STATED PROBLEM: Which lines in the records below contain the word "работе"? Copy each of them.

______

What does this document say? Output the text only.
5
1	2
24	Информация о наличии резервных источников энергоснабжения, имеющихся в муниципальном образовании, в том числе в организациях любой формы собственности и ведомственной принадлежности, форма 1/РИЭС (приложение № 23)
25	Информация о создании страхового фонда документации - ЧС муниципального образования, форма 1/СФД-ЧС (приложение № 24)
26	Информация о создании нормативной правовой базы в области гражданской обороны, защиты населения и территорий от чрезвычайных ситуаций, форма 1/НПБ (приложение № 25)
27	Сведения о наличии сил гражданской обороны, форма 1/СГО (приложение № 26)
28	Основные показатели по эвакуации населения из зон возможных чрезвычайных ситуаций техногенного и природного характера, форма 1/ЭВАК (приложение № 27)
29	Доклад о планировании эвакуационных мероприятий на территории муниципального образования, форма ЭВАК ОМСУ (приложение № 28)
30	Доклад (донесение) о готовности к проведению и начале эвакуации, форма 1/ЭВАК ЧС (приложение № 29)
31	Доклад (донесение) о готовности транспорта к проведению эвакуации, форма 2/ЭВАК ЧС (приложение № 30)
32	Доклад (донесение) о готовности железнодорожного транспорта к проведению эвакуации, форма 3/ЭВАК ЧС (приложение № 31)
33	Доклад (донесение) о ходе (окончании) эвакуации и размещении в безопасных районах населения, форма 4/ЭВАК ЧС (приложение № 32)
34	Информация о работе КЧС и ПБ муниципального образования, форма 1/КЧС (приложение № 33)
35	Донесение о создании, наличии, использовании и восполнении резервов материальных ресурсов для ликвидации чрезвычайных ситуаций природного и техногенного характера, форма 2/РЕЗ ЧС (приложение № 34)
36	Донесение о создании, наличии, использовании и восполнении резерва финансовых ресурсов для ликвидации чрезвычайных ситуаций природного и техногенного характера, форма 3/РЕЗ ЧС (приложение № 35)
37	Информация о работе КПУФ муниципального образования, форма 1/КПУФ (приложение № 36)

______

ANSWER IN FULL:
34	Информация о работе КЧС и ПБ муниципального образования, форма 1/КЧС (приложение № 33)
37	Информация о работе КПУФ муниципального образования, форма 1/КПУФ (приложение № 36)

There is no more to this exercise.